* To do *
Below is a listing; reproduce each line of it exactly.

-- Start Material --

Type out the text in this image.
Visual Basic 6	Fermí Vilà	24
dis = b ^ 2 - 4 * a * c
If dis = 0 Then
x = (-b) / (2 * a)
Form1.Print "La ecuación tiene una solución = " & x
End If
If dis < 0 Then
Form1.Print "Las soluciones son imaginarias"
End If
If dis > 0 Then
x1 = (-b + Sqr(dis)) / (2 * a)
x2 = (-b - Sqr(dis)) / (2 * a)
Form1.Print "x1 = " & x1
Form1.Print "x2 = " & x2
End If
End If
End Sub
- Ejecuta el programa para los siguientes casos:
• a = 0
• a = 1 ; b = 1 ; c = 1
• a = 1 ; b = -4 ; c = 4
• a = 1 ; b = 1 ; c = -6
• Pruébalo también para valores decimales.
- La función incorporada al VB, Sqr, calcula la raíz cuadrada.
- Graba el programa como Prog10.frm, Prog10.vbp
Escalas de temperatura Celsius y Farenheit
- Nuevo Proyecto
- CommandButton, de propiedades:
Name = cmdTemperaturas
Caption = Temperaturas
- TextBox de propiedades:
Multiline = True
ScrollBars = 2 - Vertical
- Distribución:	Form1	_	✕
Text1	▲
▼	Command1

-- End Material --

* Output below *
Type out the text in this image.
Visual Basic 6	Fermí Vilà	24
dis = b ^ 2 - 4 * a * c
If dis = 0 Then
x = (-b) / (2 * a)
Form1.Print "La ecuación tiene una solución = " & x
End If
If dis < 0 Then
Form1.Print "Las soluciones son imaginarias"
End If
If dis > 0 Then
x1 = (-b + Sqr(dis)) / (2 * a)
x2 = (-b - Sqr(dis)) / (2 * a)
Form1.Print "x1 = " & x1
Form1.Print "x2 = " & x2
End If
End If
End Sub
- Ejecuta el programa para los siguientes casos:
• a = 0
• a = 1 ; b = 1 ; c = 1
• a = 1 ; b = -4 ; c = 4
• a = 1 ; b = 1 ; c = -6
• Pruébalo también para valores decimales.
- La función incorporada al VB, Sqr, calcula la raíz cuadrada.
- Graba el programa como Prog10.frm, Prog10.vbp
Escalas de temperatura Celsius y Farenheit
- Nuevo Proyecto
- CommandButton, de propiedades:
Name = cmdTemperaturas
Caption = Temperaturas
- TextBox de propiedades:
Multiline = True
ScrollBars = 2 - Vertical
- Distribución:	Form1	_	✕
Text1	▲
▼	Command1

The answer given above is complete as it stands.